═════ Data entries ═════

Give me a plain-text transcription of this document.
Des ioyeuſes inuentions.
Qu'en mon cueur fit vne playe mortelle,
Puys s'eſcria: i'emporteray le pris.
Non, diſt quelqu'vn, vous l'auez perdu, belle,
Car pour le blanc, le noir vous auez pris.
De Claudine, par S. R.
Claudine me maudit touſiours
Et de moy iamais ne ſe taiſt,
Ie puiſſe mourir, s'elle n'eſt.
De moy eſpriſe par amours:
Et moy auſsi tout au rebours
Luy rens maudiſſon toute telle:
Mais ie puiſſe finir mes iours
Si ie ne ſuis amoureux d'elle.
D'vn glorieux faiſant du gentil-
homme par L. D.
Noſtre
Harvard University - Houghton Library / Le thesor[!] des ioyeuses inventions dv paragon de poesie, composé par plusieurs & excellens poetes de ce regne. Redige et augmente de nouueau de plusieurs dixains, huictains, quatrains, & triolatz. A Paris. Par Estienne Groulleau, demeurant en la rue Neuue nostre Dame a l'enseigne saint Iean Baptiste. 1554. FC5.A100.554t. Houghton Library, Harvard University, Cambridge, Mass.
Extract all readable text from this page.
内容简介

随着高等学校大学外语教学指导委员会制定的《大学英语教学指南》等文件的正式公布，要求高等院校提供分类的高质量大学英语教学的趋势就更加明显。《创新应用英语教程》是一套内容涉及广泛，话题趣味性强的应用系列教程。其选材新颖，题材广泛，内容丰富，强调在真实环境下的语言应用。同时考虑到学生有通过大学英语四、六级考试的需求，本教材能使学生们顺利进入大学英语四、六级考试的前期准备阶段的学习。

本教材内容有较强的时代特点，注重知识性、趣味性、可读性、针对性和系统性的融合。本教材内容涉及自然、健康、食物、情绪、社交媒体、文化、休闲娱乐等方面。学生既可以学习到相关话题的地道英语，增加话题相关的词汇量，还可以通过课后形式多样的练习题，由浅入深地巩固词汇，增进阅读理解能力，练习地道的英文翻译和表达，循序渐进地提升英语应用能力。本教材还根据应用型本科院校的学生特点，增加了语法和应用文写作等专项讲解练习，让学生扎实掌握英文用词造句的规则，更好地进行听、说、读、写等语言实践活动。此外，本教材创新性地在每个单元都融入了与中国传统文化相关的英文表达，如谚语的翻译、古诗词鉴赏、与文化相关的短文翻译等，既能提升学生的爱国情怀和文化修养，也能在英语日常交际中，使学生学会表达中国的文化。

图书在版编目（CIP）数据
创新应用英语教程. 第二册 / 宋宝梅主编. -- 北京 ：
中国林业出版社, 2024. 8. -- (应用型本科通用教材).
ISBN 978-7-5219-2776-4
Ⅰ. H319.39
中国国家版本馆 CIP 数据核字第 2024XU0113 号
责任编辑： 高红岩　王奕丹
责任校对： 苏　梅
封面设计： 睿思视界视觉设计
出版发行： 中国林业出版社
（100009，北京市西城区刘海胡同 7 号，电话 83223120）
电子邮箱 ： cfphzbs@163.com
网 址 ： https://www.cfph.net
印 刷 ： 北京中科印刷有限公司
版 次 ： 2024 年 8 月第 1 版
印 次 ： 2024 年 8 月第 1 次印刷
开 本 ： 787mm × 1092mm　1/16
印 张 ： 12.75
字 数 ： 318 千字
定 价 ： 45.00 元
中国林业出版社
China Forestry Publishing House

═════

Given instruction :: Go through the material line by line. Show each line that contains the string "this".

Response ::
Give me a plain-text transcription of this document.
Extract all readable text from this page.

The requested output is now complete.